— Begin Data in this exercise —

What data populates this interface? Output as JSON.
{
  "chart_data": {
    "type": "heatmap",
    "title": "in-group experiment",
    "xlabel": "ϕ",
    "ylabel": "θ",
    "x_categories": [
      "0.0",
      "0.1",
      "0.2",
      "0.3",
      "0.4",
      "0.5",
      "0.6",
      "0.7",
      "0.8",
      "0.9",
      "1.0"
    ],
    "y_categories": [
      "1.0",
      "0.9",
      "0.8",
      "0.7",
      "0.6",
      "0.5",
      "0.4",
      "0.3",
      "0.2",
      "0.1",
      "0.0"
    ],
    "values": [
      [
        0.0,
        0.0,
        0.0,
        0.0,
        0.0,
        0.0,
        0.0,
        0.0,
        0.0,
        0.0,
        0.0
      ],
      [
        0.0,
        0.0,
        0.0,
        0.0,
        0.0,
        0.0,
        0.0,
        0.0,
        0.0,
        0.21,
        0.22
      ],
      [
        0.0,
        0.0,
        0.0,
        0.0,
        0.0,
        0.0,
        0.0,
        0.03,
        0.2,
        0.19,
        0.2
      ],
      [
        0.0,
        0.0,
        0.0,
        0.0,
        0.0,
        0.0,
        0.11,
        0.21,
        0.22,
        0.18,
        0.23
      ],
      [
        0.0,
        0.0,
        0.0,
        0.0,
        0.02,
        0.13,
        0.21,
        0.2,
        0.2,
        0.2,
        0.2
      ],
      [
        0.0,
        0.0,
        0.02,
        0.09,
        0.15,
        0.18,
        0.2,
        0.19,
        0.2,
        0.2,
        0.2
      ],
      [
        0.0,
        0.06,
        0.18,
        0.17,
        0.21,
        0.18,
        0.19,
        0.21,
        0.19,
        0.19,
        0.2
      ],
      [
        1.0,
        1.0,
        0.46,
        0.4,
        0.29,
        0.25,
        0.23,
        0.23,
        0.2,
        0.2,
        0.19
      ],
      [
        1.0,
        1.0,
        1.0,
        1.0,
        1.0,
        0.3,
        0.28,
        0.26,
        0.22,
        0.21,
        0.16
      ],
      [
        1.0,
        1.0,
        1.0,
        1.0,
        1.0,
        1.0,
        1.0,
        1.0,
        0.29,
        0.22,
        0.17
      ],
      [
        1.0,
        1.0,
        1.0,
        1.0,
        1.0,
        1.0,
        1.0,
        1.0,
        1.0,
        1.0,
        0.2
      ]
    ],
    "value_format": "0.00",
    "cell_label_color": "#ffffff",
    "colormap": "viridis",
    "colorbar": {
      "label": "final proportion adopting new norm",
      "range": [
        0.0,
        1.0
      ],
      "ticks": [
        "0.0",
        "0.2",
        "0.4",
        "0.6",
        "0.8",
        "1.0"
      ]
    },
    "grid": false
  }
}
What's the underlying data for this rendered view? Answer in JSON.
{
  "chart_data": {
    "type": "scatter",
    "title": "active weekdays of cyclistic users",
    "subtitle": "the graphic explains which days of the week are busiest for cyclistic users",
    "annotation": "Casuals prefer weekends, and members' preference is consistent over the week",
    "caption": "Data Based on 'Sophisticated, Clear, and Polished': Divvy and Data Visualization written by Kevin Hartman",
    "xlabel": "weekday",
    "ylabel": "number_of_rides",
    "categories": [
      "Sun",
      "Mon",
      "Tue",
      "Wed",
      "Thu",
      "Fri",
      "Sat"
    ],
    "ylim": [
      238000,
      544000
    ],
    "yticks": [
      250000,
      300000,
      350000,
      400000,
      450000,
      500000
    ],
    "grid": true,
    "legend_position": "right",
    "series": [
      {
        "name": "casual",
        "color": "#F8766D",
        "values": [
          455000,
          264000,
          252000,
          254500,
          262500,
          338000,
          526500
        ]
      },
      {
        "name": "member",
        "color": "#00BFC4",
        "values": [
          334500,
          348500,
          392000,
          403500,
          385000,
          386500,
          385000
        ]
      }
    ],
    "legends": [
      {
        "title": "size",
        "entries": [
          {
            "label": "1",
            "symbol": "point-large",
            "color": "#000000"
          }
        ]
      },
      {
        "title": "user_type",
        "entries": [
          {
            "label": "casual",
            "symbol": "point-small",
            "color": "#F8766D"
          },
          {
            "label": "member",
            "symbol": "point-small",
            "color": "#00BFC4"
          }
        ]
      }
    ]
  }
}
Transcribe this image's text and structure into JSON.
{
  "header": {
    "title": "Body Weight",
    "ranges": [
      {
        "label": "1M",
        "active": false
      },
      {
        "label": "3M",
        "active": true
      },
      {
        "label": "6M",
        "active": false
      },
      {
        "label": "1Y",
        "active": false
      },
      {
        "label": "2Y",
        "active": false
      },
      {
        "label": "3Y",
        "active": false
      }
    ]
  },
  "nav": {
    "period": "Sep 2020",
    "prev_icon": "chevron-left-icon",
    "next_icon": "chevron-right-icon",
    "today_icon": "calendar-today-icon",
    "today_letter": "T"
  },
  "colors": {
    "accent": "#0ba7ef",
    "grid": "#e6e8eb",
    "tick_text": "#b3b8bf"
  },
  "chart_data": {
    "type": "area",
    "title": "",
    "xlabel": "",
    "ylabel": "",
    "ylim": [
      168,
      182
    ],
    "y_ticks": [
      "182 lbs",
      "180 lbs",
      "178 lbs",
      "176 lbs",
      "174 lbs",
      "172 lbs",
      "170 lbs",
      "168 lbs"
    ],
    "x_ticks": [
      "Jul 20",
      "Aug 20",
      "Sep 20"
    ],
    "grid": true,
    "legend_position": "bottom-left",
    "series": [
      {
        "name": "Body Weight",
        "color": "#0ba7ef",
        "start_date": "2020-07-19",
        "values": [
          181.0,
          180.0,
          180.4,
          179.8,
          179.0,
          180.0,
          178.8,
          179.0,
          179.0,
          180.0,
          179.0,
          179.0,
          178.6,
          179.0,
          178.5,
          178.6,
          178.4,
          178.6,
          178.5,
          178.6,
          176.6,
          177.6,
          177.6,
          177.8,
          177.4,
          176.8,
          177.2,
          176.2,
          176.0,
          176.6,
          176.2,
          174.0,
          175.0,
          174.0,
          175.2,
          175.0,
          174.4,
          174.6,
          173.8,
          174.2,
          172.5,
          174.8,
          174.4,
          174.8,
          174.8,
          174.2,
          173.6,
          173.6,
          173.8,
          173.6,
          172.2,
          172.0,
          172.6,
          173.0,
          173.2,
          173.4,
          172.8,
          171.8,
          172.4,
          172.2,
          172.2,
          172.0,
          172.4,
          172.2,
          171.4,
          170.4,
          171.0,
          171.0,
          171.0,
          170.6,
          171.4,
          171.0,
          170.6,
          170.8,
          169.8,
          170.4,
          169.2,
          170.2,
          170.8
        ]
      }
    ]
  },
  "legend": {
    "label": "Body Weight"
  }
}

— End Data in this exercise —

Task details: Provide an exact reproduction of all the entries shown above.

Expected answer:
What data populates this interface? Output as JSON.
{
  "chart_data": {
    "type": "heatmap",
    "title": "in-group experiment",
    "xlabel": "ϕ",
    "ylabel": "θ",
    "x_categories": [
      "0.0",
      "0.1",
      "0.2",
      "0.3",
      "0.4",
      "0.5",
      "0.6",
      "0.7",
      "0.8",
      "0.9",
      "1.0"
    ],
    "y_categories": [
      "1.0",
      "0.9",
      "0.8",
      "0.7",
      "0.6",
      "0.5",
      "0.4",
      "0.3",
      "0.2",
      "0.1",
      "0.0"
    ],
    "values": [
      [
        0.0,
        0.0,
        0.0,
        0.0,
        0.0,
        0.0,
        0.0,
        0.0,
        0.0,
        0.0,
        0.0
      ],
      [
        0.0,
        0.0,
        0.0,
        0.0,
        0.0,
        0.0,
        0.0,
        0.0,
        0.0,
        0.21,
        0.22
      ],
      [
        0.0,
        0.0,
        0.0,
        0.0,
        0.0,
        0.0,
        0.0,
        0.03,
        0.2,
        0.19,
        0.2
      ],
      [
        0.0,
        0.0,
        0.0,
        0.0,
        0.0,
        0.0,
        0.11,
        0.21,
        0.22,
        0.18,
        0.23
      ],
      [
        0.0,
        0.0,
        0.0,
        0.0,
        0.02,
        0.13,
        0.21,
        0.2,
        0.2,
        0.2,
        0.2
      ],
      [
        0.0,
        0.0,
        0.02,
        0.09,
        0.15,
        0.18,
        0.2,
        0.19,
        0.2,
        0.2,
        0.2
      ],
      [
        0.0,
        0.06,
        0.18,
        0.17,
        0.21,
        0.18,
        0.19,
        0.21,
        0.19,
        0.19,
        0.2
      ],
      [
        1.0,
        1.0,
        0.46,
        0.4,
        0.29,
        0.25,
        0.23,
        0.23,
        0.2,
        0.2,
        0.19
      ],
      [
        1.0,
        1.0,
        1.0,
        1.0,
        1.0,
        0.3,
        0.28,
        0.26,
        0.22,
        0.21,
        0.16
      ],
      [
        1.0,
        1.0,
        1.0,
        1.0,
        1.0,
        1.0,
        1.0,
        1.0,
        0.29,
        0.22,
        0.17
      ],
      [
        1.0,
        1.0,
        1.0,
        1.0,
        1.0,
        1.0,
        1.0,
        1.0,
        1.0,
        1.0,
        0.2
      ]
    ],
    "value_format": "0.00",
    "cell_label_color": "#ffffff",
    "colormap": "viridis",
    "colorbar": {
      "label": "final proportion adopting new norm",
      "range": [
        0.0,
        1.0
      ],
      "ticks": [
        "0.0",
        "0.2",
        "0.4",
        "0.6",
        "0.8",
        "1.0"
      ]
    },
    "grid": false
  }
}
What's the underlying data for this rendered view? Answer in JSON.
{
  "chart_data": {
    "type": "scatter",
    "title": "active weekdays of cyclistic users",
    "subtitle": "the graphic explains which days of the week are busiest for cyclistic users",
    "annotation": "Casuals prefer weekends, and members' preference is consistent over the week",
    "caption": "Data Based on 'Sophisticated, Clear, and Polished': Divvy and Data Visualization written by Kevin Hartman",
    "xlabel": "weekday",
    "ylabel": "number_of_rides",
    "categories": [
      "Sun",
      "Mon",
      "Tue",
      "Wed",
      "Thu",
      "Fri",
      "Sat"
    ],
    "ylim": [
      238000,
      544000
    ],
    "yticks": [
      250000,
      300000,
      350000,
      400000,
      450000,
      500000
    ],
    "grid": true,
    "legend_position": "right",
    "series": [
      {
        "name": "casual",
        "color": "#F8766D",
        "values": [
          455000,
          264000,
          252000,
          254500,
          262500,
          338000,
          526500
        ]
      },
      {
        "name": "member",
        "color": "#00BFC4",
        "values": [
          334500,
          348500,
          392000,
          403500,
          385000,
          386500,
          385000
        ]
      }
    ],
    "legends": [
      {
        "title": "size",
        "entries": [
          {
            "label": "1",
            "symbol": "point-large",
            "color": "#000000"
          }
        ]
      },
      {
        "title": "user_type",
        "entries": [
          {
            "label": "casual",
            "symbol": "point-small",
            "color": "#F8766D"
          },
          {
            "label": "member",
            "symbol": "point-small",
            "color": "#00BFC4"
          }
        ]
      }
    ]
  }
}
Transcribe this image's text and structure into JSON.
{
  "header": {
    "title": "Body Weight",
    "ranges": [
      {
        "label": "1M",
        "active": false
      },
      {
        "label": "3M",
        "active": true
      },
      {
        "label": "6M",
        "active": false
      },
      {
        "label": "1Y",
        "active": false
      },
      {
        "label": "2Y",
        "active": false
      },
      {
        "label": "3Y",
        "active": false
      }
    ]
  },
  "nav": {
    "period": "Sep 2020",
    "prev_icon": "chevron-left-icon",
    "next_icon": "chevron-right-icon",
    "today_icon": "calendar-today-icon",
    "today_letter": "T"
  },
  "colors": {
    "accent": "#0ba7ef",
    "grid": "#e6e8eb",
    "tick_text": "#b3b8bf"
  },
  "chart_data": {
    "type": "area",
    "title": "",
    "xlabel": "",
    "ylabel": "",
    "ylim": [
      168,
      182
    ],
    "y_ticks": [
      "182 lbs",
      "180 lbs",
      "178 lbs",
      "176 lbs",
      "174 lbs",
      "172 lbs",
      "170 lbs",
      "168 lbs"
    ],
    "x_ticks": [
      "Jul 20",
      "Aug 20",
      "Sep 20"
    ],
    "grid": true,
    "legend_position": "bottom-left",
    "series": [
      {
        "name": "Body Weight",
        "color": "#0ba7ef",
        "start_date": "2020-07-19",
        "values": [
          181.0,
          180.0,
          180.4,
          179.8,
          179.0,
          180.0,
          178.8,
          179.0,
          179.0,
          180.0,
          179.0,
          179.0,
          178.6,
          179.0,
          178.5,
          178.6,
          178.4,
          178.6,
          178.5,
          178.6,
          176.6,
          177.6,
          177.6,
          177.8,
          177.4,
          176.8,
          177.2,
          176.2,
          176.0,
          176.6,
          176.2,
          174.0,
          175.0,
          174.0,
          175.2,
          175.0,
          174.4,
          174.6,
          173.8,
          174.2,
          172.5,
          174.8,
          174.4,
          174.8,
          174.8,
          174.2,
          173.6,
          173.6,
          173.8,
          173.6,
          172.2,
          172.0,
          172.6,
          173.0,
          173.2,
          173.4,
          172.8,
          171.8,
          172.4,
          172.2,
          172.2,
          172.0,
          172.4,
          172.2,
          171.4,
          170.4,
          171.0,
          171.0,
          171.0,
          170.6,
          171.4,
          171.0,
          170.6,
          170.8,
          169.8,
          170.4,
          169.2,
          170.2,
          170.8
        ]
      }
    ]
  },
  "legend": {
    "label": "Body Weight"
  }
}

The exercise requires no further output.